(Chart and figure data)
—————

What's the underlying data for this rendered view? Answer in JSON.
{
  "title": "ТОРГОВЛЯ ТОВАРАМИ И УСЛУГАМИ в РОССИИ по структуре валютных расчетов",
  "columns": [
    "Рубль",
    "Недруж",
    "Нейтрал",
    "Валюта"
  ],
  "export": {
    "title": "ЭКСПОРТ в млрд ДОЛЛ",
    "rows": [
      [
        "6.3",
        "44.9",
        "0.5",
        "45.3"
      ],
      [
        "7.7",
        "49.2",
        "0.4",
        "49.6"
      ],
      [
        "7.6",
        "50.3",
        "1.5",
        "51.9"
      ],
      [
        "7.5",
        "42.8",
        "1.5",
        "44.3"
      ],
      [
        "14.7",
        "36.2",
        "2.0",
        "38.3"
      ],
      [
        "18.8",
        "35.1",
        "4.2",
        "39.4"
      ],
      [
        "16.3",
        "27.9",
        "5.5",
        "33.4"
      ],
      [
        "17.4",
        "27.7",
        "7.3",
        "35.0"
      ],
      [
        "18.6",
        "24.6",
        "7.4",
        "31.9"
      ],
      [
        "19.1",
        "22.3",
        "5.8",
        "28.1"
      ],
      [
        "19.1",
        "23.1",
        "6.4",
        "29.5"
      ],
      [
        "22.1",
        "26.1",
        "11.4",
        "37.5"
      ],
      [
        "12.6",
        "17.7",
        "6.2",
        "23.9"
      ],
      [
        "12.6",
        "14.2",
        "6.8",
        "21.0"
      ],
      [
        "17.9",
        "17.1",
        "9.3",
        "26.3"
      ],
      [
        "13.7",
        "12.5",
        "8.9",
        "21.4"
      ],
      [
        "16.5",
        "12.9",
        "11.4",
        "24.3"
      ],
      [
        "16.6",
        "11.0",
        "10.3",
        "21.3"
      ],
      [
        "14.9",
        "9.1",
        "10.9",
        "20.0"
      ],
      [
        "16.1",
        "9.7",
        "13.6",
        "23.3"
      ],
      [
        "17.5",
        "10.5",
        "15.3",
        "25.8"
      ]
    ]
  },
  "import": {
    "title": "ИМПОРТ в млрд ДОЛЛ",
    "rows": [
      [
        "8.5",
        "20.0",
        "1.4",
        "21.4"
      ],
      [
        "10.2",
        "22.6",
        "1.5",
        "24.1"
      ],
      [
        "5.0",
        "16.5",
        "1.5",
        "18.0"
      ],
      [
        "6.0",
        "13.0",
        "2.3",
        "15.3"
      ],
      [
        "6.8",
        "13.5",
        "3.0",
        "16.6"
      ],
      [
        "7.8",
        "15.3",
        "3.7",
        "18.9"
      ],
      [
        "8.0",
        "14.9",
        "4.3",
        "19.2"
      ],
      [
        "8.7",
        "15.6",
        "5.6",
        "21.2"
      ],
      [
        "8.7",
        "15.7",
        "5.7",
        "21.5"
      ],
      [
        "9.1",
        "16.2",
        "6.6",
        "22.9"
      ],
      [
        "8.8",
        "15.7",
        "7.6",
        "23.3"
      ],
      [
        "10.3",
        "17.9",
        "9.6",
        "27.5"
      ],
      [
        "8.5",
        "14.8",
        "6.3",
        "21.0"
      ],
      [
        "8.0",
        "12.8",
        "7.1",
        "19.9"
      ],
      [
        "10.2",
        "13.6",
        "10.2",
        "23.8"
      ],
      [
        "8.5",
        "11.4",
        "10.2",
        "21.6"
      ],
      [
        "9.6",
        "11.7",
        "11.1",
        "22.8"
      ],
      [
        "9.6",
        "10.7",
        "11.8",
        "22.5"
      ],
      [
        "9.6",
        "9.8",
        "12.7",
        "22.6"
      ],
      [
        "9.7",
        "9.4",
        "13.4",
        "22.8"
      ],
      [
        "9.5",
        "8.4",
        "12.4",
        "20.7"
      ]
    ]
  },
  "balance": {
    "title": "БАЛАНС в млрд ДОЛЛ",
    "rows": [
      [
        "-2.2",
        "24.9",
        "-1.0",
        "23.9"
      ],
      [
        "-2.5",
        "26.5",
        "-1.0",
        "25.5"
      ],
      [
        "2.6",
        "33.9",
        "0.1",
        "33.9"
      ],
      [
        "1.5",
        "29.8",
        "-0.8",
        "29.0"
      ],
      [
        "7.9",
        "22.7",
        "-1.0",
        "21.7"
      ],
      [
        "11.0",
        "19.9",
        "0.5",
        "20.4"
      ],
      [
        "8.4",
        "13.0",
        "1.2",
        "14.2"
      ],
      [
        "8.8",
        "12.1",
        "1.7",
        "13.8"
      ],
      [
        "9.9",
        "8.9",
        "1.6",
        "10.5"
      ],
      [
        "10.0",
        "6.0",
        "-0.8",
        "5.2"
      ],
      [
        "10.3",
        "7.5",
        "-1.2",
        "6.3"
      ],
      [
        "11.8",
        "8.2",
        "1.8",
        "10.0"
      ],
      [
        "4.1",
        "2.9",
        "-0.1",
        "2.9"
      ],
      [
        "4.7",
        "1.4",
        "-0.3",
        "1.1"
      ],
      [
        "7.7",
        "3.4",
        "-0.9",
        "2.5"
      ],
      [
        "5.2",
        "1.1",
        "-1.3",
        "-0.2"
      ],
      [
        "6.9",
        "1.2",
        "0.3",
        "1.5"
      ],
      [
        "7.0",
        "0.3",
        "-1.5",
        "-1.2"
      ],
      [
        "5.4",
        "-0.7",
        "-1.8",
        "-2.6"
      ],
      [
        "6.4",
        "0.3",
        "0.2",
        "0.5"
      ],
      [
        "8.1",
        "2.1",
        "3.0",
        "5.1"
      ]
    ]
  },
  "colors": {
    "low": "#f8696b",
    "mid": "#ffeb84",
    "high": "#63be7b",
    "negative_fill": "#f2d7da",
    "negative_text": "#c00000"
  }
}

—————

[Task details]
Every line holding "ДОЛЛ" should be copied out.

[Task result]
    "title": "ЭКСПОРТ в млрд ДОЛЛ",
    "title": "ИМПОРТ в млрд ДОЛЛ",
    "title": "БАЛАНС в млрд ДОЛЛ",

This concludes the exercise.